> Short exercise
Track down the lines that contain "title" and copy them.

> Listed entries
※ ※ ※

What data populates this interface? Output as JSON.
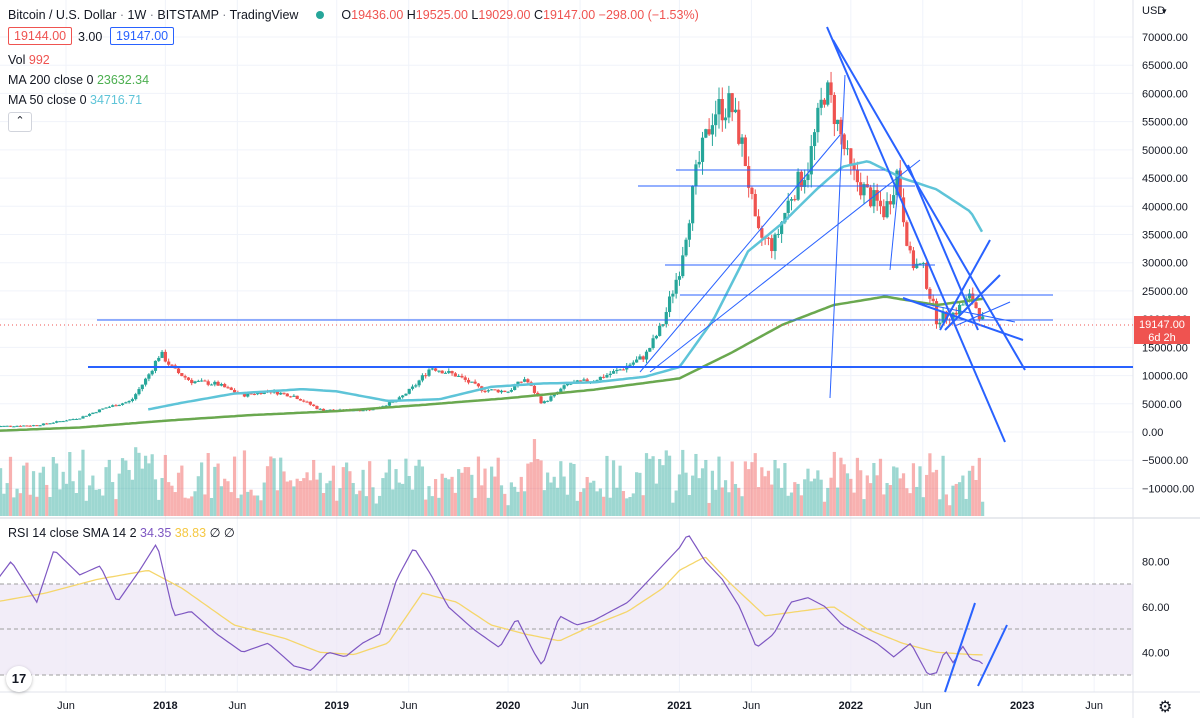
{
  "header": {
    "symbol": "Bitcoin / U.S. Dollar",
    "interval": "1W",
    "exchange": "BITSTAMP",
    "platform": "TradingView",
    "o_label": "O",
    "o_value": "19436.00",
    "h_label": "H",
    "h_value": "19525.00",
    "l_label": "L",
    "l_value": "19029.00",
    "c_label": "C",
    "c_value": "19147.00",
    "change": "−298.00 (−1.53%)",
    "bid": "19144.00",
    "spread": "3.00",
    "ask": "19147.00"
  },
  "indicators": {
    "vol_label": "Vol",
    "vol_value": "992",
    "ma200_label": "MA 200 close 0",
    "ma200_value": "23632.34",
    "ma50_label": "MA 50 close 0",
    "ma50_value": "34716.71",
    "rsi_label": "RSI 14 close SMA 14 2",
    "rsi_value": "34.35",
    "rsi_sma_value": "38.83",
    "rsi_extra": "∅ ∅"
  },
  "price_axis": {
    "currency": "USD",
    "last_price": "19147.00",
    "countdown": "6d 2h"
  },
  "colors": {
    "up": "#26a69a",
    "down": "#ef5350",
    "ma50": "#5ec4d8",
    "ma200": "#6aa84f",
    "drawing": "#2962ff",
    "rsi": "#7e57c2",
    "rsi_sma": "#f5d66b",
    "rsi_band": "#ede7f6"
  },
  "chart_data": [
    {
      "type": "candlestick",
      "title": "Bitcoin / U.S. Dollar · 1W · BITSTAMP",
      "y_ticks": [
        70000,
        65000,
        60000,
        55000,
        50000,
        45000,
        40000,
        35000,
        30000,
        25000,
        20000,
        15000,
        10000,
        5000,
        0,
        -5000,
        -10000
      ],
      "y_tick_labels": [
        "70000.00",
        "65000.00",
        "60000.00",
        "55000.00",
        "50000.00",
        "45000.00",
        "40000.00",
        "35000.00",
        "30000.00",
        "25000.00",
        "20000.00",
        "15000.00",
        "10000.00",
        "5000.00",
        "0.00",
        "−5000.00",
        "−10000.00"
      ],
      "ylim": [
        -12000,
        74000
      ],
      "x_tick_labels": [
        "Jun",
        "2018",
        "Jun",
        "2019",
        "Jun",
        "2020",
        "Jun",
        "2021",
        "Jun",
        "2022",
        "Jun",
        "2023",
        "Jun"
      ],
      "x_tick_dates": [
        2017.42,
        2018.0,
        2018.42,
        2019.0,
        2019.42,
        2020.0,
        2020.42,
        2021.0,
        2021.42,
        2022.0,
        2022.42,
        2023.0,
        2023.42
      ],
      "series": [
        {
          "name": "BTCUSD close",
          "x": [
            2017.0,
            2017.25,
            2017.5,
            2017.65,
            2017.8,
            2017.9,
            2017.97,
            2018.05,
            2018.15,
            2018.3,
            2018.45,
            2018.6,
            2018.75,
            2018.9,
            2019.0,
            2019.2,
            2019.35,
            2019.45,
            2019.55,
            2019.7,
            2019.85,
            2020.0,
            2020.1,
            2020.2,
            2020.35,
            2020.5,
            2020.65,
            2020.8,
            2020.9,
            2021.0,
            2021.1,
            2021.2,
            2021.3,
            2021.38,
            2021.45,
            2021.55,
            2021.65,
            2021.75,
            2021.85,
            2021.9,
            2022.0,
            2022.1,
            2022.2,
            2022.27,
            2022.35,
            2022.42,
            2022.5,
            2022.6,
            2022.7,
            2022.78
          ],
          "y": [
            1000,
            1200,
            2500,
            4300,
            5500,
            10000,
            14000,
            11000,
            9000,
            8500,
            6500,
            7300,
            6400,
            4000,
            3800,
            4000,
            5500,
            8000,
            11500,
            10000,
            7500,
            7200,
            9500,
            5000,
            8500,
            9200,
            11000,
            13500,
            19000,
            29000,
            46000,
            57000,
            58000,
            49000,
            35000,
            33000,
            42000,
            47000,
            61000,
            57000,
            46000,
            42000,
            39000,
            46000,
            30000,
            29000,
            20000,
            21000,
            24000,
            19147
          ]
        },
        {
          "name": "MA 50",
          "x": [
            2017.9,
            2018.1,
            2018.4,
            2018.8,
            2019.0,
            2019.3,
            2019.6,
            2019.9,
            2020.2,
            2020.5,
            2020.8,
            2021.0,
            2021.2,
            2021.4,
            2021.6,
            2021.8,
            2021.95,
            2022.1,
            2022.3,
            2022.5,
            2022.7,
            2022.78
          ],
          "y": [
            4000,
            5200,
            6800,
            7600,
            7200,
            5500,
            5800,
            8000,
            8600,
            8800,
            9800,
            11500,
            20000,
            32000,
            37000,
            43000,
            47000,
            48000,
            45000,
            43000,
            39000,
            34716
          ]
        },
        {
          "name": "MA 200",
          "x": [
            2017.0,
            2017.5,
            2018.0,
            2018.5,
            2019.0,
            2019.5,
            2020.0,
            2020.5,
            2021.0,
            2021.3,
            2021.6,
            2021.9,
            2022.2,
            2022.5,
            2022.78
          ],
          "y": [
            200,
            800,
            2000,
            3000,
            3700,
            4800,
            6000,
            7500,
            9500,
            14000,
            19000,
            22500,
            24000,
            22500,
            23632
          ]
        }
      ],
      "volume_label": "Vol 992"
    },
    {
      "type": "line",
      "title": "RSI 14 close SMA 14 2",
      "y_ticks": [
        80,
        60,
        40
      ],
      "y_tick_labels": [
        "80.00",
        "60.00",
        "40.00"
      ],
      "ylim": [
        27,
        97
      ],
      "bands": [
        70,
        50,
        30
      ],
      "series": [
        {
          "name": "RSI",
          "x": [
            2017.0,
            2017.1,
            2017.25,
            2017.35,
            2017.5,
            2017.62,
            2017.72,
            2017.85,
            2017.95,
            2018.05,
            2018.15,
            2018.3,
            2018.45,
            2018.6,
            2018.75,
            2018.85,
            2018.95,
            2019.05,
            2019.15,
            2019.25,
            2019.35,
            2019.45,
            2019.55,
            2019.65,
            2019.8,
            2019.95,
            2020.05,
            2020.15,
            2020.2,
            2020.3,
            2020.4,
            2020.5,
            2020.6,
            2020.7,
            2020.8,
            2020.9,
            2021.0,
            2021.05,
            2021.15,
            2021.25,
            2021.35,
            2021.45,
            2021.55,
            2021.65,
            2021.75,
            2021.85,
            2021.95,
            2022.05,
            2022.15,
            2022.25,
            2022.35,
            2022.45,
            2022.5,
            2022.55,
            2022.6,
            2022.65,
            2022.7,
            2022.75,
            2022.78
          ],
          "y": [
            70,
            80,
            62,
            85,
            74,
            78,
            62,
            76,
            88,
            56,
            58,
            48,
            40,
            44,
            34,
            32,
            40,
            38,
            44,
            48,
            72,
            86,
            74,
            60,
            50,
            42,
            55,
            40,
            34,
            56,
            52,
            54,
            58,
            62,
            70,
            78,
            86,
            92,
            80,
            72,
            60,
            42,
            48,
            62,
            64,
            60,
            52,
            48,
            44,
            38,
            44,
            30,
            31,
            41,
            35,
            43,
            37,
            36,
            34.35
          ]
        },
        {
          "name": "RSI SMA",
          "x": [
            2017.0,
            2017.3,
            2017.6,
            2017.9,
            2018.1,
            2018.4,
            2018.7,
            2018.9,
            2019.1,
            2019.3,
            2019.5,
            2019.7,
            2019.9,
            2020.1,
            2020.3,
            2020.5,
            2020.7,
            2020.9,
            2021.0,
            2021.15,
            2021.3,
            2021.5,
            2021.7,
            2021.9,
            2022.1,
            2022.3,
            2022.5,
            2022.7,
            2022.78
          ],
          "y": [
            62,
            66,
            72,
            76,
            68,
            52,
            46,
            40,
            39,
            44,
            66,
            62,
            52,
            48,
            45,
            52,
            58,
            68,
            76,
            82,
            70,
            56,
            58,
            60,
            50,
            44,
            40,
            39,
            38.83
          ]
        }
      ]
    }
  ]
}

※ ※ ※

> Correct answer
      "title": "Bitcoin / U.S. Dollar · 1W · BITSTAMP",
      "title": "RSI 14 close SMA 14 2",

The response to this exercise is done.